**What is required**
Write down every entry below once more, exactly.

**Excerpted records**
_ _ _ _ _ _ _

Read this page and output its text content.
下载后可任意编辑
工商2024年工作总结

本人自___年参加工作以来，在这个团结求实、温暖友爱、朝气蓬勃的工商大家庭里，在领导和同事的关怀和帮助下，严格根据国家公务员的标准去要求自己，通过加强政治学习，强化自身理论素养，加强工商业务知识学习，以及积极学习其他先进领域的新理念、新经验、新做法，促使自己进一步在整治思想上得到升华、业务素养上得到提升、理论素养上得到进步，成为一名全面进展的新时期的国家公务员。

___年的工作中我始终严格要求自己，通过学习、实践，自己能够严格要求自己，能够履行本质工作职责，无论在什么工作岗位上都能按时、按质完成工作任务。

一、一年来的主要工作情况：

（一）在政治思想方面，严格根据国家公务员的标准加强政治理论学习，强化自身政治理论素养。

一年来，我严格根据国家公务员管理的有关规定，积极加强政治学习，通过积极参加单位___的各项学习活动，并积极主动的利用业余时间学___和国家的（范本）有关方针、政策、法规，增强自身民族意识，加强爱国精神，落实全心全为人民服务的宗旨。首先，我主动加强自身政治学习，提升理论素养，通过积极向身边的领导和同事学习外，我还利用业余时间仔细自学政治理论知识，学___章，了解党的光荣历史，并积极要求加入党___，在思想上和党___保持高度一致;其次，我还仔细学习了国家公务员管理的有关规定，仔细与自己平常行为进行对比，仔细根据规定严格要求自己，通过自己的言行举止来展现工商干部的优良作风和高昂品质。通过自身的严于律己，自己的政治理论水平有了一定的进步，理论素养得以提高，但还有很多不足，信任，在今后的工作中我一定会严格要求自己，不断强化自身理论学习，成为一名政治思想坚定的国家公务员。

_ _ _ _ _ _ _

**Task output**
Read this page and output its text content.
下载后可任意编辑
工商2024年工作总结

本人自___年参加工作以来，在这个团结求实、温暖友爱、朝气蓬勃的工商大家庭里，在领导和同事的关怀和帮助下，严格根据国家公务员的标准去要求自己，通过加强政治学习，强化自身理论素养，加强工商业务知识学习，以及积极学习其他先进领域的新理念、新经验、新做法，促使自己进一步在整治思想上得到升华、业务素养上得到提升、理论素养上得到进步，成为一名全面进展的新时期的国家公务员。

___年的工作中我始终严格要求自己，通过学习、实践，自己能够严格要求自己，能够履行本质工作职责，无论在什么工作岗位上都能按时、按质完成工作任务。

一、一年来的主要工作情况：

（一）在政治思想方面，严格根据国家公务员的标准加强政治理论学习，强化自身政治理论素养。

一年来，我严格根据国家公务员管理的有关规定，积极加强政治学习，通过积极参加单位___的各项学习活动，并积极主动的利用业余时间学___和国家的（范本）有关方针、政策、法规，增强自身民族意识，加强爱国精神，落实全心全为人民服务的宗旨。首先，我主动加强自身政治学习，提升理论素养，通过积极向身边的领导和同事学习外，我还利用业余时间仔细自学政治理论知识，学___章，了解党的光荣历史，并积极要求加入党___，在思想上和党___保持高度一致;其次，我还仔细学习了国家公务员管理的有关规定，仔细与自己平常行为进行对比，仔细根据规定严格要求自己，通过自己的言行举止来展现工商干部的优良作风和高昂品质。通过自身的严于律己，自己的政治理论水平有了一定的进步，理论素养得以提高，但还有很多不足，信任，在今后的工作中我一定会严格要求自己，不断强化自身理论学习，成为一名政治思想坚定的国家公务员。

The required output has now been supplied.